| INSTRUCTIONS FOR THE TASK |
Repeat the full listing, word for word.

---+---

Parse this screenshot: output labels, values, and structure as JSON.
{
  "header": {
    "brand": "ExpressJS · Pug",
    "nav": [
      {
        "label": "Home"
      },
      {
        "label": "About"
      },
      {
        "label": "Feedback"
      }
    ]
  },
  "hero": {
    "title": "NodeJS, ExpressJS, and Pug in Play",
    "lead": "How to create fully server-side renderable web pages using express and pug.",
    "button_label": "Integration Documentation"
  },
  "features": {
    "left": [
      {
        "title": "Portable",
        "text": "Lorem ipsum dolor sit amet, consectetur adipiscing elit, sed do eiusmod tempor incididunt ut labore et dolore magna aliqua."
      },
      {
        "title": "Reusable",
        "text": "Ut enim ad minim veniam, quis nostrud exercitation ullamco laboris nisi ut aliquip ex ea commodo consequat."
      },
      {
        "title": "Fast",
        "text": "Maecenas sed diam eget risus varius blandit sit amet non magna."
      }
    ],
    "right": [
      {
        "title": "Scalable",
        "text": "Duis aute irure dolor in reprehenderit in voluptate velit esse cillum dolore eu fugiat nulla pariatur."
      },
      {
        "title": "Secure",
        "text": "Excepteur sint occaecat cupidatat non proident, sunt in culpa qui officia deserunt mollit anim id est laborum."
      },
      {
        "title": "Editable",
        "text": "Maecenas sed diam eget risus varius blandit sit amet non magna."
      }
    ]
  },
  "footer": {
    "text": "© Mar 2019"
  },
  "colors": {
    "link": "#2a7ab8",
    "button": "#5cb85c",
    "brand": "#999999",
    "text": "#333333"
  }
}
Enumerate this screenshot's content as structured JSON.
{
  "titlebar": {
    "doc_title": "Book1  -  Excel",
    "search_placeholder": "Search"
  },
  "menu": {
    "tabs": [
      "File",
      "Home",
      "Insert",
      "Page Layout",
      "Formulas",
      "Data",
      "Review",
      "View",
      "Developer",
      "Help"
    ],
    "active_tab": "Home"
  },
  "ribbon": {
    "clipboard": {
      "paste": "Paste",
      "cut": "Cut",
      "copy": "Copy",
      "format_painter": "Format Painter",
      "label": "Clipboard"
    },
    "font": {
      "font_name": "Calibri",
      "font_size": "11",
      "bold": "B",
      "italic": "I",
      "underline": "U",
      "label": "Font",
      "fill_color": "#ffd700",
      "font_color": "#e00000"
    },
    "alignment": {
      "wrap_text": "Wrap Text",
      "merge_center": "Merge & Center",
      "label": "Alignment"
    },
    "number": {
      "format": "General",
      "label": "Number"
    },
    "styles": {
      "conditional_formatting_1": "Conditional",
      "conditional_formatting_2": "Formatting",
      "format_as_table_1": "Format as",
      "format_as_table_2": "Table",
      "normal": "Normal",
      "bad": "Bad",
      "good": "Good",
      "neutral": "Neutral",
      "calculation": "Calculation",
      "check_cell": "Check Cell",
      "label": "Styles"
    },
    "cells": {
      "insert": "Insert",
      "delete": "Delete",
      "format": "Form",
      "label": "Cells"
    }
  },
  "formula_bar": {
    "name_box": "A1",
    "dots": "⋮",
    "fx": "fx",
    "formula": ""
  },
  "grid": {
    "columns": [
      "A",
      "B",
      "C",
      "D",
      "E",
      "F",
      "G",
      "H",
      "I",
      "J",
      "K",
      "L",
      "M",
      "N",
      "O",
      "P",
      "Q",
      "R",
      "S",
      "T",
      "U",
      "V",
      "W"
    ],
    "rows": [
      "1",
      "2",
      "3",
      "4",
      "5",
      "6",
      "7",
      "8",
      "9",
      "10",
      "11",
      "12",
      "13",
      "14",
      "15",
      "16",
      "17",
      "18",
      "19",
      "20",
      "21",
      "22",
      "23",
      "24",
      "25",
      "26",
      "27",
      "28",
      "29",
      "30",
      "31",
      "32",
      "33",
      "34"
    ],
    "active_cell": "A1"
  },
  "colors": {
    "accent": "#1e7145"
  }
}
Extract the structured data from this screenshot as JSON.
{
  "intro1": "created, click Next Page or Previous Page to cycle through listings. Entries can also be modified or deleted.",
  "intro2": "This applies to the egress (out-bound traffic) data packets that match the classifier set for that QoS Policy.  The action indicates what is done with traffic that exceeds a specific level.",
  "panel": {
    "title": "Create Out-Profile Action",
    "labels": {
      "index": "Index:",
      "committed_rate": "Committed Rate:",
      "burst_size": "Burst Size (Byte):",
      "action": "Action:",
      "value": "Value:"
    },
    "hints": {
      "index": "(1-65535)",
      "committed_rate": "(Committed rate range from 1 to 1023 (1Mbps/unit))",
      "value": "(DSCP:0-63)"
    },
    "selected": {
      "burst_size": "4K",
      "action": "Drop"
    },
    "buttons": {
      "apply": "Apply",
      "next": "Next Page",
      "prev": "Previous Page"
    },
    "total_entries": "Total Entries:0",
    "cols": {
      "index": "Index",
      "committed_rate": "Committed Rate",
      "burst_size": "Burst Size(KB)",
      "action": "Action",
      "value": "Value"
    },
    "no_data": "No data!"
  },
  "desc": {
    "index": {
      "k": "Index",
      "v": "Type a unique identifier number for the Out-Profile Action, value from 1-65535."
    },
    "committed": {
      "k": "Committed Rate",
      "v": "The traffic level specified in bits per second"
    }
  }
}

---+---

| PROBLEM SOLUTION |
Parse this screenshot: output labels, values, and structure as JSON.
{
  "header": {
    "brand": "ExpressJS · Pug",
    "nav": [
      {
        "label": "Home"
      },
      {
        "label": "About"
      },
      {
        "label": "Feedback"
      }
    ]
  },
  "hero": {
    "title": "NodeJS, ExpressJS, and Pug in Play",
    "lead": "How to create fully server-side renderable web pages using express and pug.",
    "button_label": "Integration Documentation"
  },
  "features": {
    "left": [
      {
        "title": "Portable",
        "text": "Lorem ipsum dolor sit amet, consectetur adipiscing elit, sed do eiusmod tempor incididunt ut labore et dolore magna aliqua."
      },
      {
        "title": "Reusable",
        "text": "Ut enim ad minim veniam, quis nostrud exercitation ullamco laboris nisi ut aliquip ex ea commodo consequat."
      },
      {
        "title": "Fast",
        "text": "Maecenas sed diam eget risus varius blandit sit amet non magna."
      }
    ],
    "right": [
      {
        "title": "Scalable",
        "text": "Duis aute irure dolor in reprehenderit in voluptate velit esse cillum dolore eu fugiat nulla pariatur."
      },
      {
        "title": "Secure",
        "text": "Excepteur sint occaecat cupidatat non proident, sunt in culpa qui officia deserunt mollit anim id est laborum."
      },
      {
        "title": "Editable",
        "text": "Maecenas sed diam eget risus varius blandit sit amet non magna."
      }
    ]
  },
  "footer": {
    "text": "© Mar 2019"
  },
  "colors": {
    "link": "#2a7ab8",
    "button": "#5cb85c",
    "brand": "#999999",
    "text": "#333333"
  }
}
Enumerate this screenshot's content as structured JSON.
{
  "titlebar": {
    "doc_title": "Book1  -  Excel",
    "search_placeholder": "Search"
  },
  "menu": {
    "tabs": [
      "File",
      "Home",
      "Insert",
      "Page Layout",
      "Formulas",
      "Data",
      "Review",
      "View",
      "Developer",
      "Help"
    ],
    "active_tab": "Home"
  },
  "ribbon": {
    "clipboard": {
      "paste": "Paste",
      "cut": "Cut",
      "copy": "Copy",
      "format_painter": "Format Painter",
      "label": "Clipboard"
    },
    "font": {
      "font_name": "Calibri",
      "font_size": "11",
      "bold": "B",
      "italic": "I",
      "underline": "U",
      "label": "Font",
      "fill_color": "#ffd700",
      "font_color": "#e00000"
    },
    "alignment": {
      "wrap_text": "Wrap Text",
      "merge_center": "Merge & Center",
      "label": "Alignment"
    },
    "number": {
      "format": "General",
      "label": "Number"
    },
    "styles": {
      "conditional_formatting_1": "Conditional",
      "conditional_formatting_2": "Formatting",
      "format_as_table_1": "Format as",
      "format_as_table_2": "Table",
      "normal": "Normal",
      "bad": "Bad",
      "good": "Good",
      "neutral": "Neutral",
      "calculation": "Calculation",
      "check_cell": "Check Cell",
      "label": "Styles"
    },
    "cells": {
      "insert": "Insert",
      "delete": "Delete",
      "format": "Form",
      "label": "Cells"
    }
  },
  "formula_bar": {
    "name_box": "A1",
    "dots": "⋮",
    "fx": "fx",
    "formula": ""
  },
  "grid": {
    "columns": [
      "A",
      "B",
      "C",
      "D",
      "E",
      "F",
      "G",
      "H",
      "I",
      "J",
      "K",
      "L",
      "M",
      "N",
      "O",
      "P",
      "Q",
      "R",
      "S",
      "T",
      "U",
      "V",
      "W"
    ],
    "rows": [
      "1",
      "2",
      "3",
      "4",
      "5",
      "6",
      "7",
      "8",
      "9",
      "10",
      "11",
      "12",
      "13",
      "14",
      "15",
      "16",
      "17",
      "18",
      "19",
      "20",
      "21",
      "22",
      "23",
      "24",
      "25",
      "26",
      "27",
      "28",
      "29",
      "30",
      "31",
      "32",
      "33",
      "34"
    ],
    "active_cell": "A1"
  },
  "colors": {
    "accent": "#1e7145"
  }
}
Extract the structured data from this screenshot as JSON.
{
  "intro1": "created, click Next Page or Previous Page to cycle through listings. Entries can also be modified or deleted.",
  "intro2": "This applies to the egress (out-bound traffic) data packets that match the classifier set for that QoS Policy.  The action indicates what is done with traffic that exceeds a specific level.",
  "panel": {
    "title": "Create Out-Profile Action",
    "labels": {
      "index": "Index:",
      "committed_rate": "Committed Rate:",
      "burst_size": "Burst Size (Byte):",
      "action": "Action:",
      "value": "Value:"
    },
    "hints": {
      "index": "(1-65535)",
      "committed_rate": "(Committed rate range from 1 to 1023 (1Mbps/unit))",
      "value": "(DSCP:0-63)"
    },
    "selected": {
      "burst_size": "4K",
      "action": "Drop"
    },
    "buttons": {
      "apply": "Apply",
      "next": "Next Page",
      "prev": "Previous Page"
    },
    "total_entries": "Total Entries:0",
    "cols": {
      "index": "Index",
      "committed_rate": "Committed Rate",
      "burst_size": "Burst Size(KB)",
      "action": "Action",
      "value": "Value"
    },
    "no_data": "No data!"
  },
  "desc": {
    "index": {
      "k": "Index",
      "v": "Type a unique identifier number for the Out-Profile Action, value from 1-65535."
    },
    "committed": {
      "k": "Committed Rate",
      "v": "The traffic level specified in bits per second"
    }
  }
}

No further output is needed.